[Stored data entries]
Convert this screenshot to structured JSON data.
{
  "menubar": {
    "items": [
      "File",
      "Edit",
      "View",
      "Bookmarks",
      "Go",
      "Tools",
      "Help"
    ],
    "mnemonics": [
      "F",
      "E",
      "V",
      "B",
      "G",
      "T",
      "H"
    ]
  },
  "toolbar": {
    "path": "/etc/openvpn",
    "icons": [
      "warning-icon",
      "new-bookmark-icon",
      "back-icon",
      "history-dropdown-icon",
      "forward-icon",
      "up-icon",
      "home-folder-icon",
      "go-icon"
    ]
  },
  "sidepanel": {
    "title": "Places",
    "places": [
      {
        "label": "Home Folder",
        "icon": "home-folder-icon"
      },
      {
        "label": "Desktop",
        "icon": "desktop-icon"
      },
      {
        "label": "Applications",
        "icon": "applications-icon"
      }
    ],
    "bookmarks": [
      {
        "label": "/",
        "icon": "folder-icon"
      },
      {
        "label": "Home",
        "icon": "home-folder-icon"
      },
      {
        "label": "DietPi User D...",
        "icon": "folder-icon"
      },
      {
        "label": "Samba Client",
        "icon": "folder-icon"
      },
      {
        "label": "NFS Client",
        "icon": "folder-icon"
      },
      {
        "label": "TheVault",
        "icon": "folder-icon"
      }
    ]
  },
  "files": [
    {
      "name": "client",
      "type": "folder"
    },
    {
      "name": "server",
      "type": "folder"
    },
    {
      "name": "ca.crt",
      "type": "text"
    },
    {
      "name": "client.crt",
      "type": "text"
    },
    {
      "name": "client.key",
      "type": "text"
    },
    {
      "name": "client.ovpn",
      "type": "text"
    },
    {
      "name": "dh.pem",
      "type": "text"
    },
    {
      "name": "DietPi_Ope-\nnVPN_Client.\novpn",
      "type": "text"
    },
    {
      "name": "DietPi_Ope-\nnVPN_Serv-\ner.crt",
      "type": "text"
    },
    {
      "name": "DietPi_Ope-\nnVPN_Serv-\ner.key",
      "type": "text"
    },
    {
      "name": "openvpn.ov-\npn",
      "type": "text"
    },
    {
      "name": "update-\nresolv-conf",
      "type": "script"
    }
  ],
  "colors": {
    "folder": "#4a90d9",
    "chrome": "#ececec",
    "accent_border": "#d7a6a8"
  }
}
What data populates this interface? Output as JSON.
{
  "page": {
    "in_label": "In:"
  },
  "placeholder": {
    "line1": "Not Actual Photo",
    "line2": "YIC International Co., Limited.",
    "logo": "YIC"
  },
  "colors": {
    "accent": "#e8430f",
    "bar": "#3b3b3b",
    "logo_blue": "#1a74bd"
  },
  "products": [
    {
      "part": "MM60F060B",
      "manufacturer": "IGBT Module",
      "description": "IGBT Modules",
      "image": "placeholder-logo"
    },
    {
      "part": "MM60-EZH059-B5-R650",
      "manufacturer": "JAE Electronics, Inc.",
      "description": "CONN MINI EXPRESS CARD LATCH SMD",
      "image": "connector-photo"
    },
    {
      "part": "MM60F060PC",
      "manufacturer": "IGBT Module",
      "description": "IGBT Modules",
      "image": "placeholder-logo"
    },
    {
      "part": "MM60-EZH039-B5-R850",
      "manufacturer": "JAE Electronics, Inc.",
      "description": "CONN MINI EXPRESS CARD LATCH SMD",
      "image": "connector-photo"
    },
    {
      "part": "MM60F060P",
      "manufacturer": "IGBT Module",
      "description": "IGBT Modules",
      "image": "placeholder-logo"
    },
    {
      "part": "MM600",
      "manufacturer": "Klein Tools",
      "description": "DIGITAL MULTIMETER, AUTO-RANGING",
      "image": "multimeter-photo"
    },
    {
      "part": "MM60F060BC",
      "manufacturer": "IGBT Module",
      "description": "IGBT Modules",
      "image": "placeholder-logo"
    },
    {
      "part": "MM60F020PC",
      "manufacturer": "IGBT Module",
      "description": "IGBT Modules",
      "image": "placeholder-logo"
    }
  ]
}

◆ Instruction: Lines holding the word "openvpn" in the entries above are the ones to pull out. Copy them all.

◆ Response:
    "path": "/etc/openvpn",
      "name": "openvpn.ov-\npn",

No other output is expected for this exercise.